**Aim:** Locate the lines where "Activity" occurs and copy them as they stand.

Start of Given entries

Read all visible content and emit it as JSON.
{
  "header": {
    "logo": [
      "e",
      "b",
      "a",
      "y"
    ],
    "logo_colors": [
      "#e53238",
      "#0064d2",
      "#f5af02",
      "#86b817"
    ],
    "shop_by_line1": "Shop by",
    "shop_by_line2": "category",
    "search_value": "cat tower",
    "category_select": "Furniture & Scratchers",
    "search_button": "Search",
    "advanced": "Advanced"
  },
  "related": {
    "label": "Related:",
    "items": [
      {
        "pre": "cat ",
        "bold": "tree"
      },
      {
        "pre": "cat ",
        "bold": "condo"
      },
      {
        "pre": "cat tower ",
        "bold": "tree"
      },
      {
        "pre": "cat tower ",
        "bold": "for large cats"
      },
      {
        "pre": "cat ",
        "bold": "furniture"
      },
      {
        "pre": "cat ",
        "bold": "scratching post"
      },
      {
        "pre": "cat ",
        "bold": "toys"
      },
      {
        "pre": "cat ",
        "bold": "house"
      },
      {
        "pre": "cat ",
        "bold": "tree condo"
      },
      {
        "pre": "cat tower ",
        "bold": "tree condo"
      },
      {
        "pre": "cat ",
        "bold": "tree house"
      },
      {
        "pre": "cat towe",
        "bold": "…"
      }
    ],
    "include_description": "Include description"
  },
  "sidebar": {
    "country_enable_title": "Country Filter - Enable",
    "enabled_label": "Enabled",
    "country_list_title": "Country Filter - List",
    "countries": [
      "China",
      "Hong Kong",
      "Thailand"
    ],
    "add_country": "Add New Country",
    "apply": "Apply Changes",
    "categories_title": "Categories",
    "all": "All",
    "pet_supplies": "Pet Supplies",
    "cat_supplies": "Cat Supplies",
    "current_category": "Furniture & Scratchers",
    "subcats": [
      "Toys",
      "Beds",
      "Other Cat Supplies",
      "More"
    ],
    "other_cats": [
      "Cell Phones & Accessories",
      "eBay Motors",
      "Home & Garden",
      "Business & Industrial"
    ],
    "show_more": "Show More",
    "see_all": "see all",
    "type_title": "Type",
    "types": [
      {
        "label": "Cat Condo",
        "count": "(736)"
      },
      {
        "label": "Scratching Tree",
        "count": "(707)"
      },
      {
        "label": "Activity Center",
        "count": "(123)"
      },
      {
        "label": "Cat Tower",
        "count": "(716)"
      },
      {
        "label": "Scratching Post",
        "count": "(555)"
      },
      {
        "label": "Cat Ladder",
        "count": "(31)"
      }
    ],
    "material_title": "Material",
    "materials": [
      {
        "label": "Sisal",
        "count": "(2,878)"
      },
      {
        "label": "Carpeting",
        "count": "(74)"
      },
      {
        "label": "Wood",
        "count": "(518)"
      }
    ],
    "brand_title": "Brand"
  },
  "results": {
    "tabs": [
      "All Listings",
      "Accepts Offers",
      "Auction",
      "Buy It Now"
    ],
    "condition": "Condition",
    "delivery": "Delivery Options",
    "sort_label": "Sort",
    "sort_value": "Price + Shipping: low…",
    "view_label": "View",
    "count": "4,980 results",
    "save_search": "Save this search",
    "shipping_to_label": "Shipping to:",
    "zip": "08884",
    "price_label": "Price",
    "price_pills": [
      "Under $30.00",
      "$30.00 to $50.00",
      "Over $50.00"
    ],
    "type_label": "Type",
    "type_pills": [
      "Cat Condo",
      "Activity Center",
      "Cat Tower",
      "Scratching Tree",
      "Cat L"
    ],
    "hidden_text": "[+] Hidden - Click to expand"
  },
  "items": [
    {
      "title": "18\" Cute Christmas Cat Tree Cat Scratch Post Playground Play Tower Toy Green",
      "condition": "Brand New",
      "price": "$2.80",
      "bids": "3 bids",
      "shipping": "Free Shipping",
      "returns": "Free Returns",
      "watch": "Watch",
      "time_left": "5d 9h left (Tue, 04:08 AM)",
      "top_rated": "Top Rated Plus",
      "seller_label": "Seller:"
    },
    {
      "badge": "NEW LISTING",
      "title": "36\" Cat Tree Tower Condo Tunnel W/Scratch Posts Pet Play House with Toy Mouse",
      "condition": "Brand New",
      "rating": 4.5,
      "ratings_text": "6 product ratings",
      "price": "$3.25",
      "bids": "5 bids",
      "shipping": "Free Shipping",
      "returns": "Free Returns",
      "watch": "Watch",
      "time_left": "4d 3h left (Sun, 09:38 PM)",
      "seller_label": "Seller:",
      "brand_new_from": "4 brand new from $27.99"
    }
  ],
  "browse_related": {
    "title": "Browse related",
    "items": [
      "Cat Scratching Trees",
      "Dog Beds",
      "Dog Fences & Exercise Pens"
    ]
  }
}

End of Given entries

**The completed task:**
        "label": "Activity Center",
      "Activity Center",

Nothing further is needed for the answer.